REQUIRED TASK: Copy out all lines with the word "changes" in them.

(Data records)
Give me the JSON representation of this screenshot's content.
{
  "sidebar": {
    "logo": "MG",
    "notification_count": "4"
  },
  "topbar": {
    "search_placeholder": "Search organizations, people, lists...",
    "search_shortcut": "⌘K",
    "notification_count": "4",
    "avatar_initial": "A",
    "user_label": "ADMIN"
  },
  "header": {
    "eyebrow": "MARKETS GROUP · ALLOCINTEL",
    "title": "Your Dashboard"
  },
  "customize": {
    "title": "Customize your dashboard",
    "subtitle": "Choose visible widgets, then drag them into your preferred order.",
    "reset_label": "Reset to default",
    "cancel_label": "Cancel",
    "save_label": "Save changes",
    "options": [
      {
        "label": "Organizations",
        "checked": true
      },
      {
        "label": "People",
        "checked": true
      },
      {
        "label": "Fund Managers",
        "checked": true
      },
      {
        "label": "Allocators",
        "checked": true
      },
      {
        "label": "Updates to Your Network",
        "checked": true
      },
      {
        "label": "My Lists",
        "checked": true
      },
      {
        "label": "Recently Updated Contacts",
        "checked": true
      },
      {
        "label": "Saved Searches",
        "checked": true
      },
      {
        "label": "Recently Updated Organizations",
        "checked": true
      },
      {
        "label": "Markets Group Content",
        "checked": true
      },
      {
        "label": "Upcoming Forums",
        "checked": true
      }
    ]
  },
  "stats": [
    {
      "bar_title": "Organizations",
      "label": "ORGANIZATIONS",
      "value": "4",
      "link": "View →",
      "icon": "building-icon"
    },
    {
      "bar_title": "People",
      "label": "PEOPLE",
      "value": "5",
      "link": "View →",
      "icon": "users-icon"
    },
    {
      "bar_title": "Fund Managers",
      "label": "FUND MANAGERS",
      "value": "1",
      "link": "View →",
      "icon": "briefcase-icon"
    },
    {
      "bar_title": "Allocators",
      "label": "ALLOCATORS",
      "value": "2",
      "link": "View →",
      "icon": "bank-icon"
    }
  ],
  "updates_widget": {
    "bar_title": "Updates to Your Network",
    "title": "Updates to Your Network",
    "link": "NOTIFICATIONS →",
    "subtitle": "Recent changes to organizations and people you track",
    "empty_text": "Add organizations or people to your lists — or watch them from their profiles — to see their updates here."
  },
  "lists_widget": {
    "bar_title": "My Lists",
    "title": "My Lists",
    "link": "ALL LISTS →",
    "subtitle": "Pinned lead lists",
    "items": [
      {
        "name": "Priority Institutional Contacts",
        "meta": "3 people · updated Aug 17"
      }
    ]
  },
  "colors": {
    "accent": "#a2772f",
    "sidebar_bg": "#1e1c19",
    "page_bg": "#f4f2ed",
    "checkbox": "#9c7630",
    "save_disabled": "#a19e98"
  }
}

SOLUTION TO THIS PROBLEM:
    "save_label": "Save changes",
    "subtitle": "Recent changes to organizations and people you track",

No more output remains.